▸ **WHAT IS REQUIRED**
Could you write out every record below exactly, leaving out any pictures?

╔══

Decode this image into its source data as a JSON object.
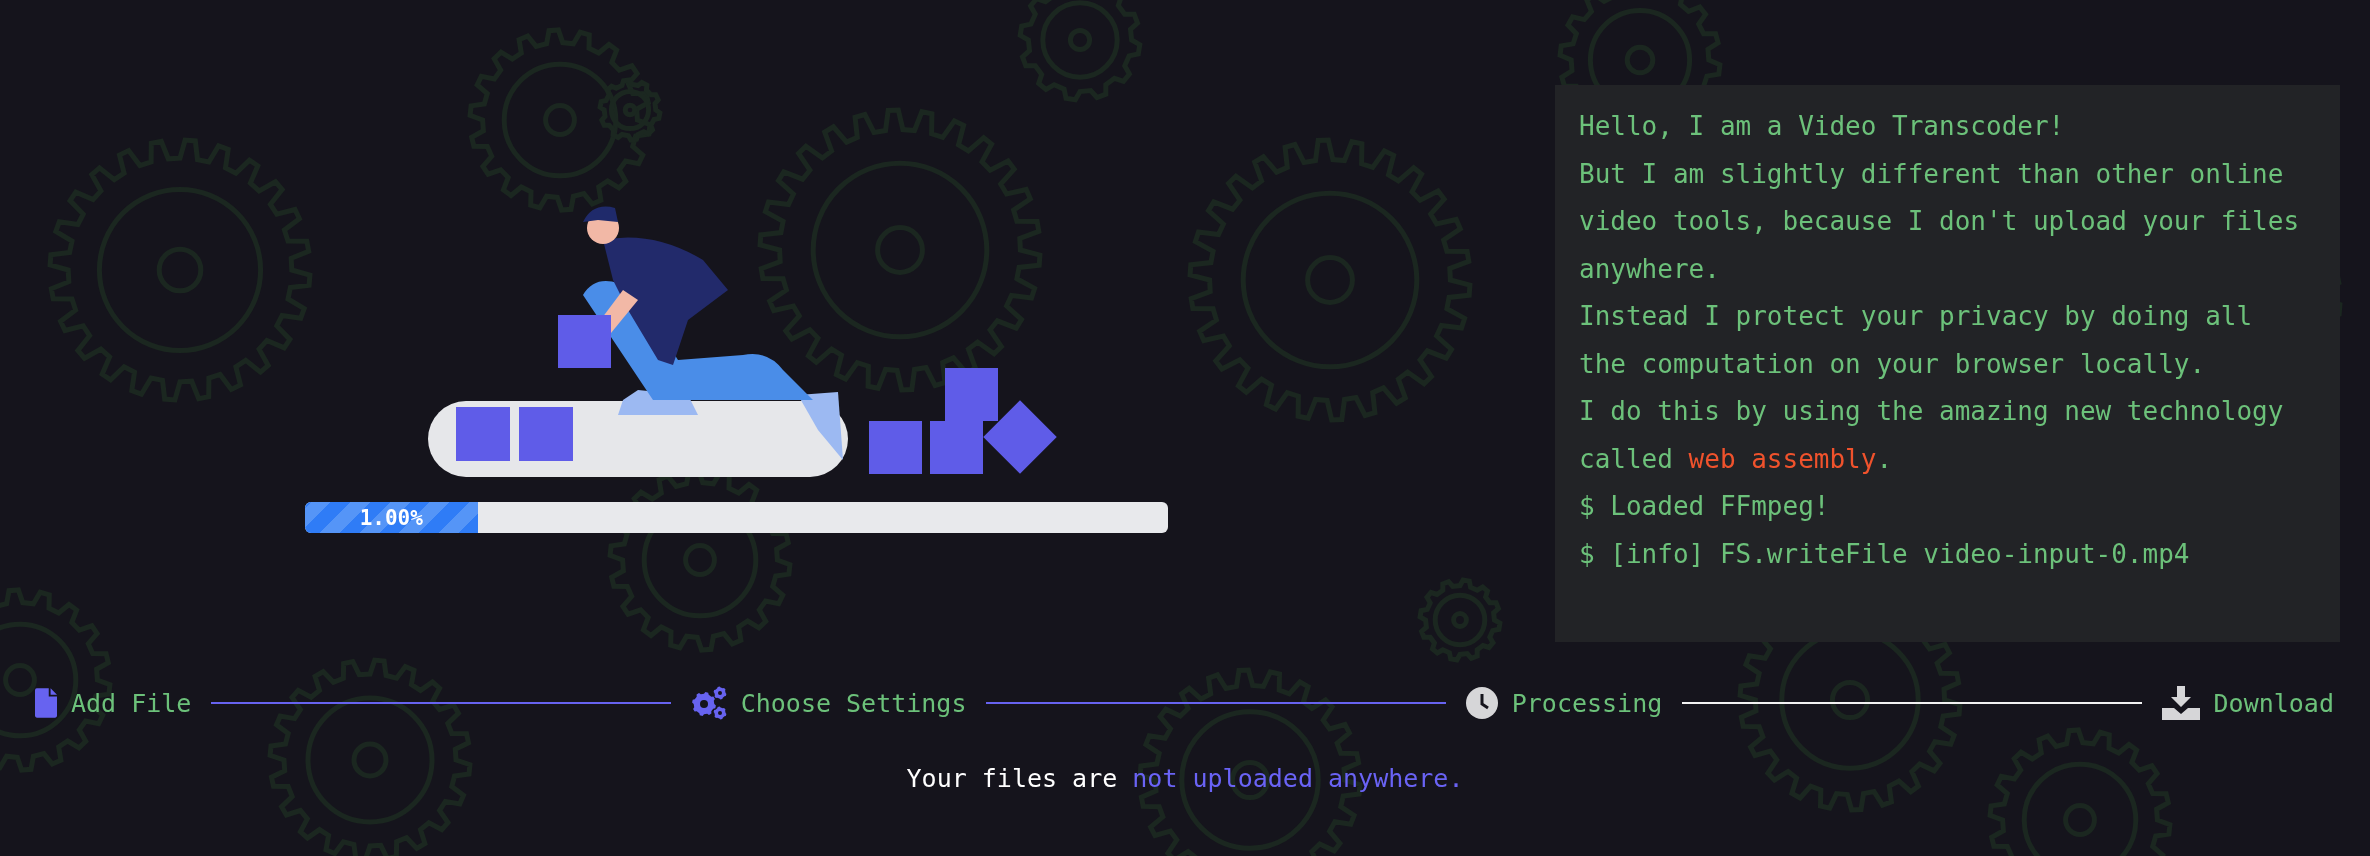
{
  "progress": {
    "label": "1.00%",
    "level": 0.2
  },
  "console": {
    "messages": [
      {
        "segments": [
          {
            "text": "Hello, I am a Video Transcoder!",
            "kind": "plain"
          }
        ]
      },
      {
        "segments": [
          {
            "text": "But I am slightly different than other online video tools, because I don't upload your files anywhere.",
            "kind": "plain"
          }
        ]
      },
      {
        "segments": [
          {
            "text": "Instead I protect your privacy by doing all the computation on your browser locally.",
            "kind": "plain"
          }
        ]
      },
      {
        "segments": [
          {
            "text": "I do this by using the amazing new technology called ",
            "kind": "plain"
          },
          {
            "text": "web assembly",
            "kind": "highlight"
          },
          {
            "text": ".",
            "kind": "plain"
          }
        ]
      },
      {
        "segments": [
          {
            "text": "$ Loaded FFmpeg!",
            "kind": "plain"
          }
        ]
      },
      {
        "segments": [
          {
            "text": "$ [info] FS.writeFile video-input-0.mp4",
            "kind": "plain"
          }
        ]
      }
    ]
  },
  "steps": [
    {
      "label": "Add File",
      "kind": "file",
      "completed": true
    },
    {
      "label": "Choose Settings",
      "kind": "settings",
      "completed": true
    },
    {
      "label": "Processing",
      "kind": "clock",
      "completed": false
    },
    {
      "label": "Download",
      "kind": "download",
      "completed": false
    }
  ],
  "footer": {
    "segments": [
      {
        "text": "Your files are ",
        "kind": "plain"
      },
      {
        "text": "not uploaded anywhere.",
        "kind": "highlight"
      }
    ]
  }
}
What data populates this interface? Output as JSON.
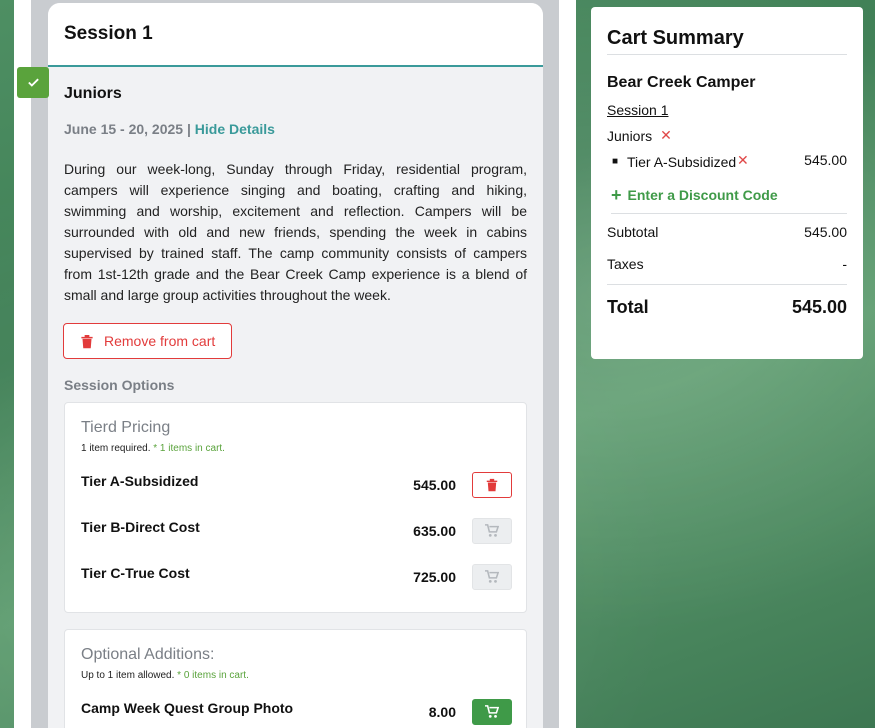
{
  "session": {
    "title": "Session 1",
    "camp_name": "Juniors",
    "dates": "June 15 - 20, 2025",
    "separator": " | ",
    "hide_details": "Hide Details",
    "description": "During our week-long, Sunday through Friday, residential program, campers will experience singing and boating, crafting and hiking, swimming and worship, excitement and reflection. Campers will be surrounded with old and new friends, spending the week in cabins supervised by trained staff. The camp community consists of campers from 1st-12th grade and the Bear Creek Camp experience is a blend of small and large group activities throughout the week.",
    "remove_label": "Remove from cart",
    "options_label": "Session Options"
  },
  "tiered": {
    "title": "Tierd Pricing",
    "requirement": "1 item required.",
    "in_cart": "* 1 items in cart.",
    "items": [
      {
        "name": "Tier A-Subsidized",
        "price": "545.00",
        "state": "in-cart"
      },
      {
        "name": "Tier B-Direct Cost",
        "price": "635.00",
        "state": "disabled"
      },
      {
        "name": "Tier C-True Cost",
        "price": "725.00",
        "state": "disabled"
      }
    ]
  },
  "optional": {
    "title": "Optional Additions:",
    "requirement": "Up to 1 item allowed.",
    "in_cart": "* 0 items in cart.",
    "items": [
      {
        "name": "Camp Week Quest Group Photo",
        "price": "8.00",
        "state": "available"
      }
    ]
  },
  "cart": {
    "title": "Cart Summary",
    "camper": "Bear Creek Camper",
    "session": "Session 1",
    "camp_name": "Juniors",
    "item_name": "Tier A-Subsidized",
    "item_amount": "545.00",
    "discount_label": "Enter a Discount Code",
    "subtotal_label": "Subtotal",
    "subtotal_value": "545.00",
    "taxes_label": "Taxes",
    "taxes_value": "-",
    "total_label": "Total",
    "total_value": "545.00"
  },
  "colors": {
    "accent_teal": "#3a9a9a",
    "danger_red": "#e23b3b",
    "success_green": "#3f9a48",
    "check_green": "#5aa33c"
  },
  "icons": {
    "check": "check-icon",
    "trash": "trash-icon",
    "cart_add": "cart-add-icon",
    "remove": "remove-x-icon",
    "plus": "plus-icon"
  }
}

╚══

▸ **TASK SOLUTION**
Decode this image into its source data as a JSON object.
{
  "progress": {
    "label": "1.00%",
    "level": 0.2
  },
  "console": {
    "messages": [
      {
        "segments": [
          {
            "text": "Hello, I am a Video Transcoder!",
            "kind": "plain"
          }
        ]
      },
      {
        "segments": [
          {
            "text": "But I am slightly different than other online video tools, because I don't upload your files anywhere.",
            "kind": "plain"
          }
        ]
      },
      {
        "segments": [
          {
            "text": "Instead I protect your privacy by doing all the computation on your browser locally.",
            "kind": "plain"
          }
        ]
      },
      {
        "segments": [
          {
            "text": "I do this by using the amazing new technology called ",
            "kind": "plain"
          },
          {
            "text": "web assembly",
            "kind": "highlight"
          },
          {
            "text": ".",
            "kind": "plain"
          }
        ]
      },
      {
        "segments": [
          {
            "text": "$ Loaded FFmpeg!",
            "kind": "plain"
          }
        ]
      },
      {
        "segments": [
          {
            "text": "$ [info] FS.writeFile video-input-0.mp4",
            "kind": "plain"
          }
        ]
      }
    ]
  },
  "steps": [
    {
      "label": "Add File",
      "kind": "file",
      "completed": true
    },
    {
      "label": "Choose Settings",
      "kind": "settings",
      "completed": true
    },
    {
      "label": "Processing",
      "kind": "clock",
      "completed": false
    },
    {
      "label": "Download",
      "kind": "download",
      "completed": false
    }
  ],
  "footer": {
    "segments": [
      {
        "text": "Your files are ",
        "kind": "plain"
      },
      {
        "text": "not uploaded anywhere.",
        "kind": "highlight"
      }
    ]
  }
}
What data populates this interface? Output as JSON.
{
  "session": {
    "title": "Session 1",
    "camp_name": "Juniors",
    "dates": "June 15 - 20, 2025",
    "separator": " | ",
    "hide_details": "Hide Details",
    "description": "During our week-long, Sunday through Friday, residential program, campers will experience singing and boating, crafting and hiking, swimming and worship, excitement and reflection. Campers will be surrounded with old and new friends, spending the week in cabins supervised by trained staff. The camp community consists of campers from 1st-12th grade and the Bear Creek Camp experience is a blend of small and large group activities throughout the week.",
    "remove_label": "Remove from cart",
    "options_label": "Session Options"
  },
  "tiered": {
    "title": "Tierd Pricing",
    "requirement": "1 item required.",
    "in_cart": "* 1 items in cart.",
    "items": [
      {
        "name": "Tier A-Subsidized",
        "price": "545.00",
        "state": "in-cart"
      },
      {
        "name": "Tier B-Direct Cost",
        "price": "635.00",
        "state": "disabled"
      },
      {
        "name": "Tier C-True Cost",
        "price": "725.00",
        "state": "disabled"
      }
    ]
  },
  "optional": {
    "title": "Optional Additions:",
    "requirement": "Up to 1 item allowed.",
    "in_cart": "* 0 items in cart.",
    "items": [
      {
        "name": "Camp Week Quest Group Photo",
        "price": "8.00",
        "state": "available"
      }
    ]
  },
  "cart": {
    "title": "Cart Summary",
    "camper": "Bear Creek Camper",
    "session": "Session 1",
    "camp_name": "Juniors",
    "item_name": "Tier A-Subsidized",
    "item_amount": "545.00",
    "discount_label": "Enter a Discount Code",
    "subtotal_label": "Subtotal",
    "subtotal_value": "545.00",
    "taxes_label": "Taxes",
    "taxes_value": "-",
    "total_label": "Total",
    "total_value": "545.00"
  },
  "colors": {
    "accent_teal": "#3a9a9a",
    "danger_red": "#e23b3b",
    "success_green": "#3f9a48",
    "check_green": "#5aa33c"
  },
  "icons": {
    "check": "check-icon",
    "trash": "trash-icon",
    "cart_add": "cart-add-icon",
    "remove": "remove-x-icon",
    "plus": "plus-icon"
  }
}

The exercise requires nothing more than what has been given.